Requirement:
Transcribe the records that follow. Keep every word exactly, and drop the pictures.
▽
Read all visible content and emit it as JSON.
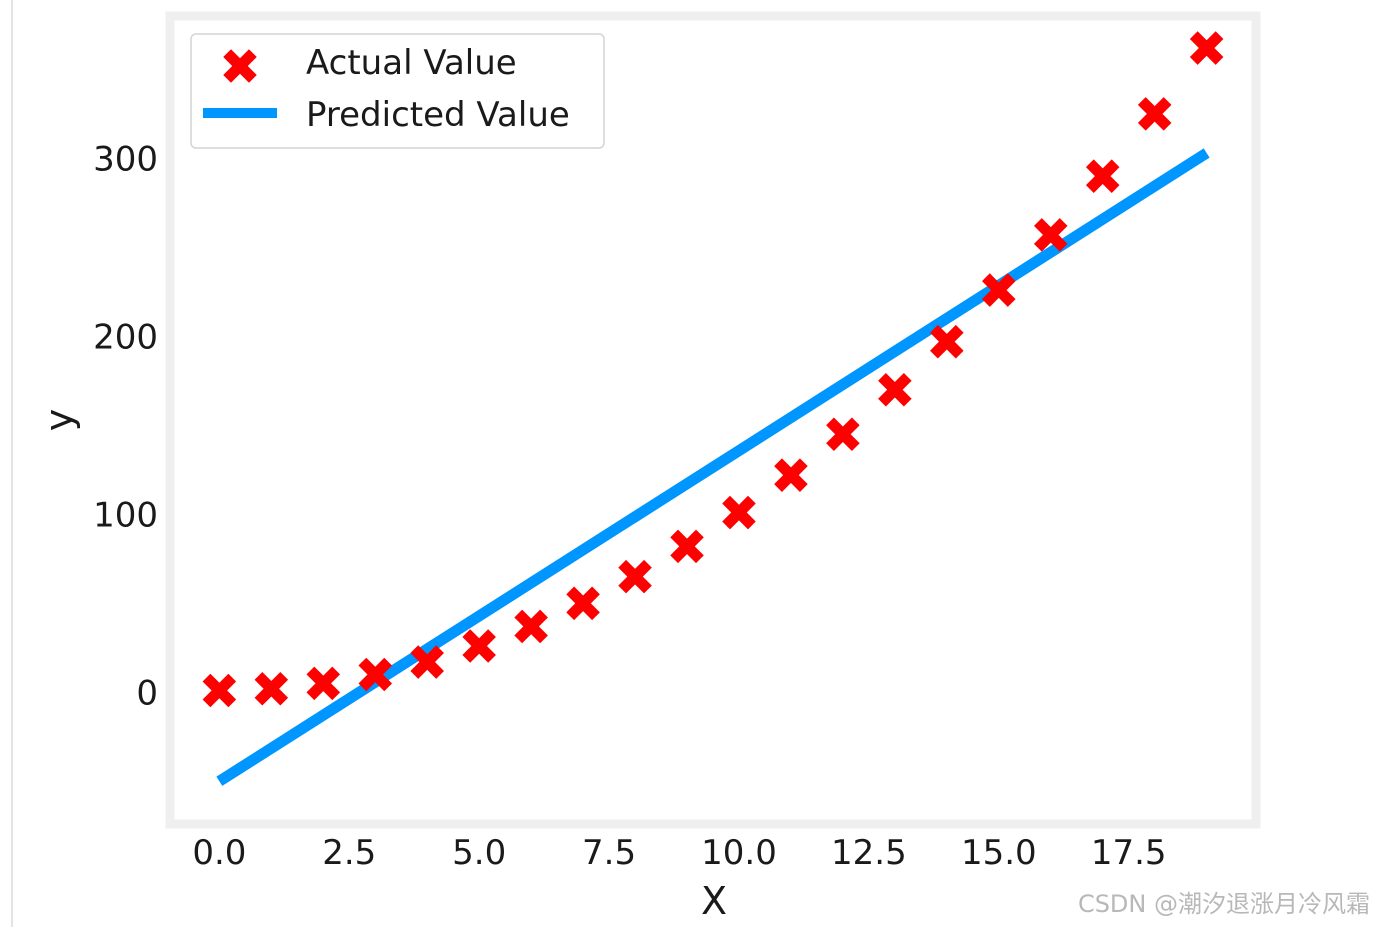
{
  "chart_data": {
    "type": "scatter",
    "title": "",
    "xlabel": "X",
    "ylabel": "y",
    "xlim": [
      -0.95,
      19.95
    ],
    "ylim": [
      -74,
      380
    ],
    "x_ticks": [
      0.0,
      2.5,
      5.0,
      7.5,
      10.0,
      12.5,
      15.0,
      17.5
    ],
    "x_tick_labels": [
      "0.0",
      "2.5",
      "5.0",
      "7.5",
      "10.0",
      "12.5",
      "15.0",
      "17.5"
    ],
    "y_ticks": [
      0,
      100,
      200,
      300
    ],
    "y_tick_labels": [
      "0",
      "100",
      "200",
      "300"
    ],
    "grid": false,
    "legend_position": "top-left",
    "series": [
      {
        "name": "Actual Value",
        "kind": "scatter",
        "marker": "X",
        "color": "#ff0000",
        "x": [
          0,
          1,
          2,
          3,
          4,
          5,
          6,
          7,
          8,
          9,
          10,
          11,
          12,
          13,
          14,
          15,
          16,
          17,
          18,
          19
        ],
        "y": [
          1,
          2,
          5,
          10,
          17,
          26,
          37,
          50,
          65,
          82,
          101,
          122,
          145,
          170,
          197,
          226,
          257,
          290,
          325,
          362
        ]
      },
      {
        "name": "Predicted Value",
        "kind": "line",
        "color": "#0096ff",
        "x": [
          0,
          19
        ],
        "y": [
          -50,
          303
        ]
      }
    ]
  },
  "watermark": "CSDN @潮汐退涨月冷风霜"
}
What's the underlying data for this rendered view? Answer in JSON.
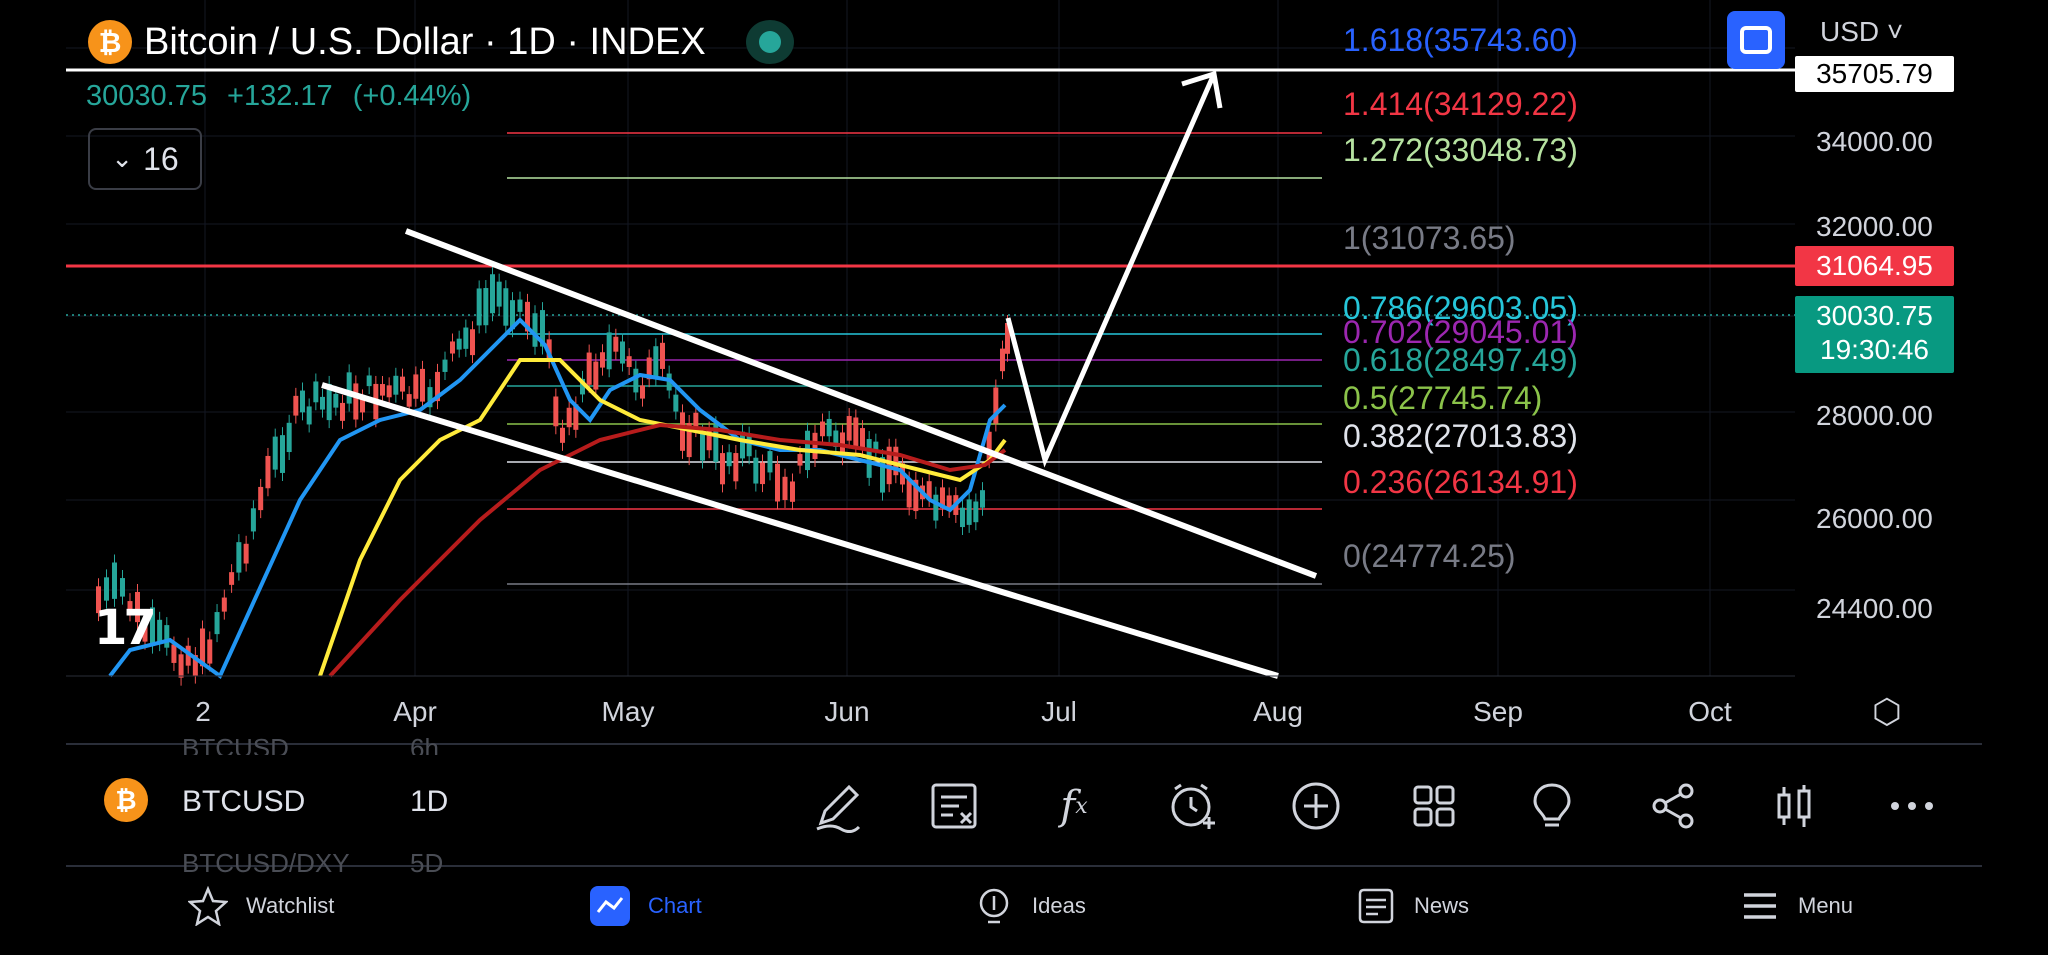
{
  "header": {
    "title": "Bitcoin / U.S. Dollar · 1D · INDEX",
    "coin_glyph": "₿",
    "last_price": "30030.75",
    "change": "+132.17",
    "change_pct": "(+0.44%)",
    "interval_count": "16"
  },
  "top_right": {
    "currency": "USD ˅"
  },
  "fib_levels": [
    {
      "label": "1.618(35743.60)",
      "color": "#2962ff"
    },
    {
      "label": "1.414(34129.22)",
      "color": "#f23645"
    },
    {
      "label": "1.272(33048.73)",
      "color": "#b6e2a1"
    },
    {
      "label": "1(31073.65)",
      "color": "#787b86"
    },
    {
      "label": "0.786(29603.05)",
      "color": "#26c6da"
    },
    {
      "label": "0.702(29045.01)",
      "color": "#9c27b0"
    },
    {
      "label": "0.618(28497.49)",
      "color": "#26a69a"
    },
    {
      "label": "0.5(27745.74)",
      "color": "#8bc34a"
    },
    {
      "label": "0.382(27013.83)",
      "color": "#e0e3eb"
    },
    {
      "label": "0.236(26134.91)",
      "color": "#f23645"
    },
    {
      "label": "0(24774.25)",
      "color": "#787b86"
    }
  ],
  "y_axis": [
    "34000.00",
    "32000.00",
    "28000.00",
    "26000.00",
    "24400.00"
  ],
  "price_tags": {
    "top": "35705.79",
    "red": "31064.95",
    "current": "30030.75",
    "countdown": "19:30:46"
  },
  "x_axis": [
    "2",
    "Apr",
    "May",
    "Jun",
    "Jul",
    "Aug",
    "Sep",
    "Oct"
  ],
  "symbol_bar": {
    "symbol": "BTCUSD",
    "interval": "1D",
    "ghost_above": "BTCUSD",
    "ghost_above_interval": "6h",
    "ghost_below": "BTCUSD/DXY",
    "ghost_below_interval": "5D"
  },
  "toolbar_icons": [
    "drawing-icon",
    "object-tree-icon",
    "indicators-icon",
    "add-alert-icon",
    "add-icon",
    "templates-icon",
    "ideas-icon",
    "share-icon",
    "chart-type-icon",
    "more-icon"
  ],
  "bottom_nav": [
    {
      "label": "Watchlist",
      "icon": "star-icon"
    },
    {
      "label": "Chart",
      "icon": "chart-icon"
    },
    {
      "label": "Ideas",
      "icon": "lightbulb-icon"
    },
    {
      "label": "News",
      "icon": "news-icon"
    },
    {
      "label": "Menu",
      "icon": "menu-icon"
    }
  ],
  "colors": {
    "up": "#26a69a",
    "down": "#ef5350",
    "accent": "#2962ff",
    "ema_blue": "#2196f3",
    "ema_yellow": "#ffeb3b",
    "ema_red": "#b71c1c"
  }
}
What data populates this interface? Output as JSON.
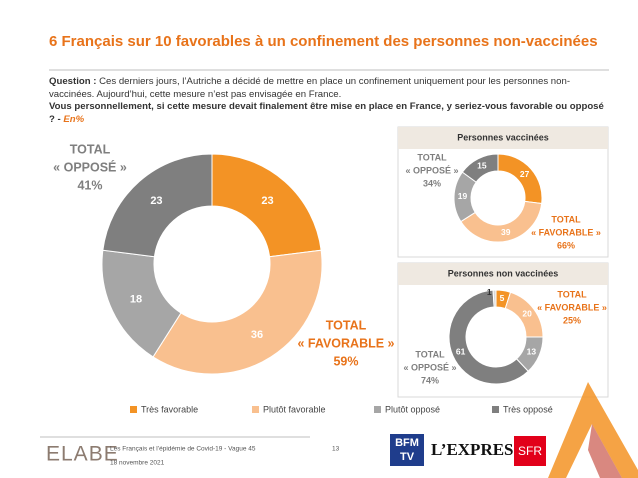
{
  "header": {
    "title": "6 Français sur 10 favorables à un confinement des personnes non-vaccinées"
  },
  "question": {
    "label": "Question :",
    "text": "Ces derniers jours, l’Autriche a décidé de mettre en place un confinement uniquement pour les personnes non-vaccinées. Aujourd’hui, cette mesure n’est pas envisagée en France.",
    "ask": "Vous personnellement, si cette mesure devait finalement être mise en place en France, y seriez-vous favorable ou opposé ? -",
    "unit": "En%"
  },
  "chart_data": [
    {
      "type": "donut",
      "categories": [
        "Très favorable",
        "Plutôt favorable",
        "Plutôt opposé",
        "Très opposé"
      ],
      "values": [
        23,
        36,
        18,
        23
      ],
      "colors": [
        "#f39325",
        "#f9c08f",
        "#a6a6a6",
        "#7f7f7f"
      ],
      "annotations": [
        {
          "lines": [
            "TOTAL",
            "« OPPOSÉ »",
            "41%"
          ],
          "color": "#7f7f7f"
        },
        {
          "lines": [
            "TOTAL",
            "« FAVORABLE »",
            "59%"
          ],
          "color": "#e8731a"
        }
      ]
    },
    {
      "type": "donut",
      "title": "Personnes vaccinées",
      "categories": [
        "Très favorable",
        "Plutôt favorable",
        "Plutôt opposé",
        "Très opposé"
      ],
      "values": [
        27,
        39,
        19,
        15
      ],
      "colors": [
        "#f39325",
        "#f9c08f",
        "#a6a6a6",
        "#7f7f7f"
      ],
      "annotations": [
        {
          "lines": [
            "TOTAL",
            "« OPPOSÉ »",
            "34%"
          ],
          "color": "#7f7f7f"
        },
        {
          "lines": [
            "TOTAL",
            "« FAVORABLE »",
            "66%"
          ],
          "color": "#e8731a"
        }
      ]
    },
    {
      "type": "donut",
      "title": "Personnes non vaccinées",
      "categories": [
        "Très favorable",
        "Plutôt favorable",
        "Plutôt opposé",
        "Très opposé",
        null
      ],
      "values": [
        5,
        20,
        13,
        61,
        1
      ],
      "colors": [
        "#f39325",
        "#f9c08f",
        "#a6a6a6",
        "#7f7f7f",
        "#d9d9d9"
      ],
      "annotations": [
        {
          "lines": [
            "TOTAL",
            "« FAVORABLE »",
            "25%"
          ],
          "color": "#e8731a"
        },
        {
          "lines": [
            "TOTAL",
            "« OPPOSÉ »",
            "74%"
          ],
          "color": "#7f7f7f"
        }
      ]
    }
  ],
  "footer": {
    "brand": "ELABE",
    "source": "Les Français et l’épidémie de Covid-19 - Vague 45",
    "date": "18 novembre 2021",
    "page": "13",
    "logos": [
      "BFM",
      "TV",
      "L’EXPRESS",
      "SFR"
    ]
  }
}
△
Task output:
Read all visible content and emit it as JSON.
{
  "chart_data": {
    "type": "scatter",
    "title": "",
    "xlabel": "X",
    "ylabel": "y",
    "xlim": [
      -0.95,
      19.95
    ],
    "ylim": [
      -74,
      380
    ],
    "x_ticks": [
      0.0,
      2.5,
      5.0,
      7.5,
      10.0,
      12.5,
      15.0,
      17.5
    ],
    "x_tick_labels": [
      "0.0",
      "2.5",
      "5.0",
      "7.5",
      "10.0",
      "12.5",
      "15.0",
      "17.5"
    ],
    "y_ticks": [
      0,
      100,
      200,
      300
    ],
    "y_tick_labels": [
      "0",
      "100",
      "200",
      "300"
    ],
    "grid": false,
    "legend_position": "top-left",
    "series": [
      {
        "name": "Actual Value",
        "kind": "scatter",
        "marker": "X",
        "color": "#ff0000",
        "x": [
          0,
          1,
          2,
          3,
          4,
          5,
          6,
          7,
          8,
          9,
          10,
          11,
          12,
          13,
          14,
          15,
          16,
          17,
          18,
          19
        ],
        "y": [
          1,
          2,
          5,
          10,
          17,
          26,
          37,
          50,
          65,
          82,
          101,
          122,
          145,
          170,
          197,
          226,
          257,
          290,
          325,
          362
        ]
      },
      {
        "name": "Predicted Value",
        "kind": "line",
        "color": "#0096ff",
        "x": [
          0,
          19
        ],
        "y": [
          -50,
          303
        ]
      }
    ]
  },
  "watermark": "CSDN @潮汐退涨月冷风霜"
}
What's the underlying data for this rendered view? Answer in JSON.
{
  "header": {
    "title": "Bitcoin / U.S. Dollar · 1D · INDEX",
    "coin_glyph": "₿",
    "last_price": "30030.75",
    "change": "+132.17",
    "change_pct": "(+0.44%)",
    "interval_count": "16"
  },
  "top_right": {
    "currency": "USD ˅"
  },
  "fib_levels": [
    {
      "label": "1.618(35743.60)",
      "color": "#2962ff"
    },
    {
      "label": "1.414(34129.22)",
      "color": "#f23645"
    },
    {
      "label": "1.272(33048.73)",
      "color": "#b6e2a1"
    },
    {
      "label": "1(31073.65)",
      "color": "#787b86"
    },
    {
      "label": "0.786(29603.05)",
      "color": "#26c6da"
    },
    {
      "label": "0.702(29045.01)",
      "color": "#9c27b0"
    },
    {
      "label": "0.618(28497.49)",
      "color": "#26a69a"
    },
    {
      "label": "0.5(27745.74)",
      "color": "#8bc34a"
    },
    {
      "label": "0.382(27013.83)",
      "color": "#e0e3eb"
    },
    {
      "label": "0.236(26134.91)",
      "color": "#f23645"
    },
    {
      "label": "0(24774.25)",
      "color": "#787b86"
    }
  ],
  "y_axis": [
    "34000.00",
    "32000.00",
    "28000.00",
    "26000.00",
    "24400.00"
  ],
  "price_tags": {
    "top": "35705.79",
    "red": "31064.95",
    "current": "30030.75",
    "countdown": "19:30:46"
  },
  "x_axis": [
    "2",
    "Apr",
    "May",
    "Jun",
    "Jul",
    "Aug",
    "Sep",
    "Oct"
  ],
  "symbol_bar": {
    "symbol": "BTCUSD",
    "interval": "1D",
    "ghost_above": "BTCUSD",
    "ghost_above_interval": "6h",
    "ghost_below": "BTCUSD/DXY",
    "ghost_below_interval": "5D"
  },
  "toolbar_icons": [
    "drawing-icon",
    "object-tree-icon",
    "indicators-icon",
    "add-alert-icon",
    "add-icon",
    "templates-icon",
    "ideas-icon",
    "share-icon",
    "chart-type-icon",
    "more-icon"
  ],
  "bottom_nav": [
    {
      "label": "Watchlist",
      "icon": "star-icon"
    },
    {
      "label": "Chart",
      "icon": "chart-icon"
    },
    {
      "label": "Ideas",
      "icon": "lightbulb-icon"
    },
    {
      "label": "News",
      "icon": "news-icon"
    },
    {
      "label": "Menu",
      "icon": "menu-icon"
    }
  ],
  "colors": {
    "up": "#26a69a",
    "down": "#ef5350",
    "accent": "#2962ff",
    "ema_blue": "#2196f3",
    "ema_yellow": "#ffeb3b",
    "ema_red": "#b71c1c"
  }
}
What data populates this interface? Output as JSON.
{
  "header": {
    "title": "6 Français sur 10 favorables à un confinement des personnes non-vaccinées"
  },
  "question": {
    "label": "Question :",
    "text": "Ces derniers jours, l’Autriche a décidé de mettre en place un confinement uniquement pour les personnes non-vaccinées. Aujourd’hui, cette mesure n’est pas envisagée en France.",
    "ask": "Vous personnellement, si cette mesure devait finalement être mise en place en France, y seriez-vous favorable ou opposé ? -",
    "unit": "En%"
  },
  "chart_data": [
    {
      "type": "donut",
      "categories": [
        "Très favorable",
        "Plutôt favorable",
        "Plutôt opposé",
        "Très opposé"
      ],
      "values": [
        23,
        36,
        18,
        23
      ],
      "colors": [
        "#f39325",
        "#f9c08f",
        "#a6a6a6",
        "#7f7f7f"
      ],
      "annotations": [
        {
          "lines": [
            "TOTAL",
            "« OPPOSÉ »",
            "41%"
          ],
          "color": "#7f7f7f"
        },
        {
          "lines": [
            "TOTAL",
            "« FAVORABLE »",
            "59%"
          ],
          "color": "#e8731a"
        }
      ]
    },
    {
      "type": "donut",
      "title": "Personnes vaccinées",
      "categories": [
        "Très favorable",
        "Plutôt favorable",
        "Plutôt opposé",
        "Très opposé"
      ],
      "values": [
        27,
        39,
        19,
        15
      ],
      "colors": [
        "#f39325",
        "#f9c08f",
        "#a6a6a6",
        "#7f7f7f"
      ],
      "annotations": [
        {
          "lines": [
            "TOTAL",
            "« OPPOSÉ »",
            "34%"
          ],
          "color": "#7f7f7f"
        },
        {
          "lines": [
            "TOTAL",
            "« FAVORABLE »",
            "66%"
          ],
          "color": "#e8731a"
        }
      ]
    },
    {
      "type": "donut",
      "title": "Personnes non vaccinées",
      "categories": [
        "Très favorable",
        "Plutôt favorable",
        "Plutôt opposé",
        "Très opposé",
        null
      ],
      "values": [
        5,
        20,
        13,
        61,
        1
      ],
      "colors": [
        "#f39325",
        "#f9c08f",
        "#a6a6a6",
        "#7f7f7f",
        "#d9d9d9"
      ],
      "annotations": [
        {
          "lines": [
            "TOTAL",
            "« FAVORABLE »",
            "25%"
          ],
          "color": "#e8731a"
        },
        {
          "lines": [
            "TOTAL",
            "« OPPOSÉ »",
            "74%"
          ],
          "color": "#7f7f7f"
        }
      ]
    }
  ],
  "footer": {
    "brand": "ELABE",
    "source": "Les Français et l’épidémie de Covid-19 - Vague 45",
    "date": "18 novembre 2021",
    "page": "13",
    "logos": [
      "BFM",
      "TV",
      "L’EXPRESS",
      "SFR"
    ]
  }
}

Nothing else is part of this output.